## What you need to do
The records that follow are to be repeated exactly, with the pictures removed.

## Items from a figure collection
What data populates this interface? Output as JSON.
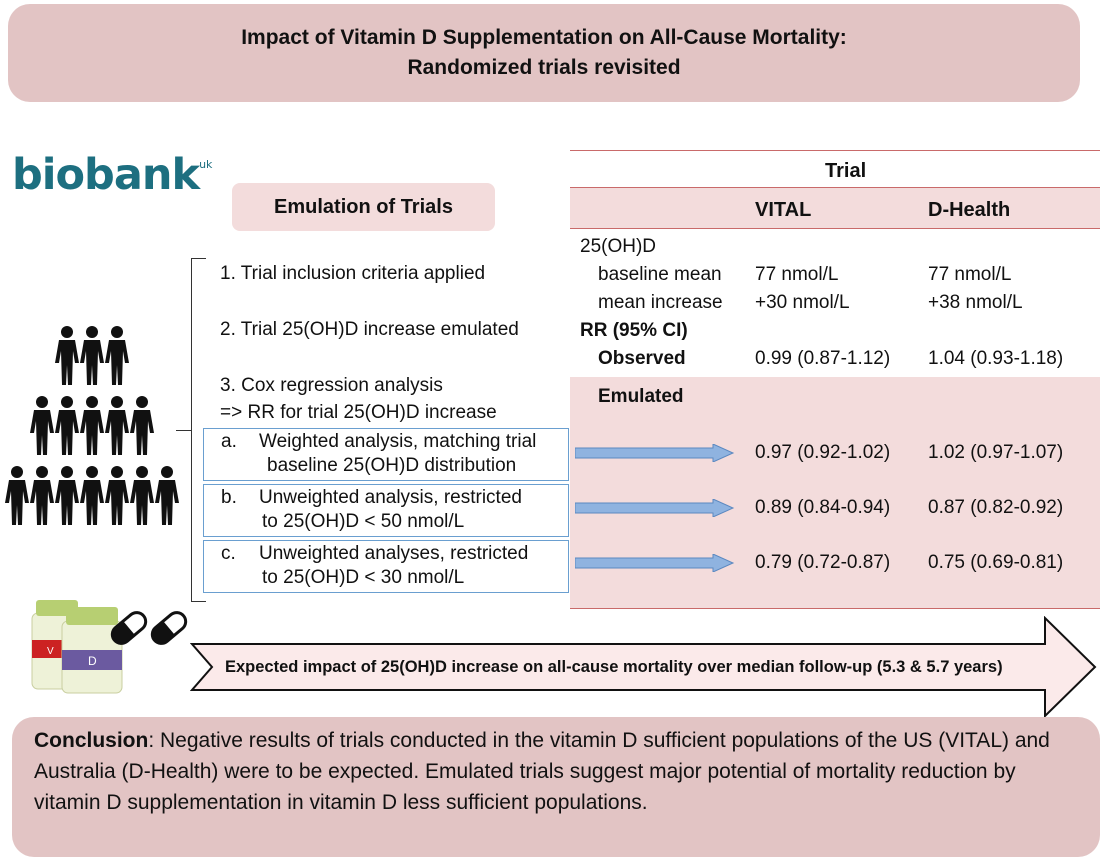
{
  "title": {
    "line1": "Impact of Vitamin D Supplementation on All-Cause Mortality:",
    "line2": "Randomized trials revisited"
  },
  "logo": {
    "text": "biobank",
    "sup": "uk"
  },
  "emulation": {
    "heading": "Emulation of Trials",
    "steps": [
      "1. Trial inclusion criteria applied",
      "2. Trial 25(OH)D increase emulated",
      "3. Cox regression analysis",
      "=> RR for trial 25(OH)D increase"
    ],
    "analyses": [
      {
        "letter": "a.",
        "line1": "Weighted analysis, matching trial",
        "line2": "baseline 25(OH)D distribution"
      },
      {
        "letter": "b.",
        "line1": "Unweighted analysis, restricted",
        "line2": "to 25(OH)D < 50 nmol/L"
      },
      {
        "letter": "c.",
        "line1": "Unweighted analyses, restricted",
        "line2": "to 25(OH)D < 30 nmol/L"
      }
    ]
  },
  "table": {
    "header": "Trial",
    "columns": [
      "VITAL",
      "D-Health"
    ],
    "row_25ohd": "25(OH)D",
    "baseline_label": "baseline mean",
    "baseline": [
      "77 nmol/L",
      "77 nmol/L"
    ],
    "increase_label": "mean increase",
    "increase": [
      "+30 nmol/L",
      "+38 nmol/L"
    ],
    "rr_label": "RR (95% CI)",
    "observed_label": "Observed",
    "observed": [
      "0.99 (0.87-1.12)",
      "1.04 (0.93-1.18)"
    ],
    "emulated_label": "Emulated",
    "emulated": [
      [
        "0.97 (0.92-1.02)",
        "1.02 (0.97-1.07)"
      ],
      [
        "0.89 (0.84-0.94)",
        "0.87 (0.82-0.92)"
      ],
      [
        "0.79 (0.72-0.87)",
        "0.75 (0.69-0.81)"
      ]
    ]
  },
  "bottles": {
    "left_label": "V",
    "right_label": "D"
  },
  "arrow_text": "Expected impact of 25(OH)D increase on all-cause mortality over median follow-up (5.3 & 5.7 years)",
  "conclusion": {
    "label": "Conclusion",
    "text": ": Negative results of trials conducted in the vitamin D sufficient populations of the US (VITAL) and Australia (D-Health) were to be expected. Emulated trials suggest major potential of mortality reduction by vitamin D supplementation in vitamin D less sufficient populations."
  },
  "colors": {
    "title_bg": "#e2c4c4",
    "band_bg": "#f3dcdc",
    "table_line": "#c96a6a",
    "box_border": "#6a9fd0",
    "logo": "#1d6f80"
  }
}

## Expected answer
What data populates this interface? Output as JSON.
{
  "title": {
    "line1": "Impact of Vitamin D Supplementation on All-Cause Mortality:",
    "line2": "Randomized trials revisited"
  },
  "logo": {
    "text": "biobank",
    "sup": "uk"
  },
  "emulation": {
    "heading": "Emulation of Trials",
    "steps": [
      "1. Trial inclusion criteria applied",
      "2. Trial 25(OH)D increase emulated",
      "3. Cox regression analysis",
      "=> RR for trial 25(OH)D increase"
    ],
    "analyses": [
      {
        "letter": "a.",
        "line1": "Weighted analysis, matching trial",
        "line2": "baseline 25(OH)D distribution"
      },
      {
        "letter": "b.",
        "line1": "Unweighted analysis, restricted",
        "line2": "to 25(OH)D < 50 nmol/L"
      },
      {
        "letter": "c.",
        "line1": "Unweighted analyses, restricted",
        "line2": "to 25(OH)D < 30 nmol/L"
      }
    ]
  },
  "table": {
    "header": "Trial",
    "columns": [
      "VITAL",
      "D-Health"
    ],
    "row_25ohd": "25(OH)D",
    "baseline_label": "baseline mean",
    "baseline": [
      "77 nmol/L",
      "77 nmol/L"
    ],
    "increase_label": "mean increase",
    "increase": [
      "+30 nmol/L",
      "+38 nmol/L"
    ],
    "rr_label": "RR (95% CI)",
    "observed_label": "Observed",
    "observed": [
      "0.99 (0.87-1.12)",
      "1.04 (0.93-1.18)"
    ],
    "emulated_label": "Emulated",
    "emulated": [
      [
        "0.97 (0.92-1.02)",
        "1.02 (0.97-1.07)"
      ],
      [
        "0.89 (0.84-0.94)",
        "0.87 (0.82-0.92)"
      ],
      [
        "0.79 (0.72-0.87)",
        "0.75 (0.69-0.81)"
      ]
    ]
  },
  "bottles": {
    "left_label": "V",
    "right_label": "D"
  },
  "arrow_text": "Expected impact of 25(OH)D increase on all-cause mortality over median follow-up (5.3 & 5.7 years)",
  "conclusion": {
    "label": "Conclusion",
    "text": ": Negative results of trials conducted in the vitamin D sufficient populations of the US (VITAL) and Australia (D-Health) were to be expected. Emulated trials suggest major potential of mortality reduction by vitamin D supplementation in vitamin D less sufficient populations."
  },
  "colors": {
    "title_bg": "#e2c4c4",
    "band_bg": "#f3dcdc",
    "table_line": "#c96a6a",
    "box_border": "#6a9fd0",
    "logo": "#1d6f80"
  }
}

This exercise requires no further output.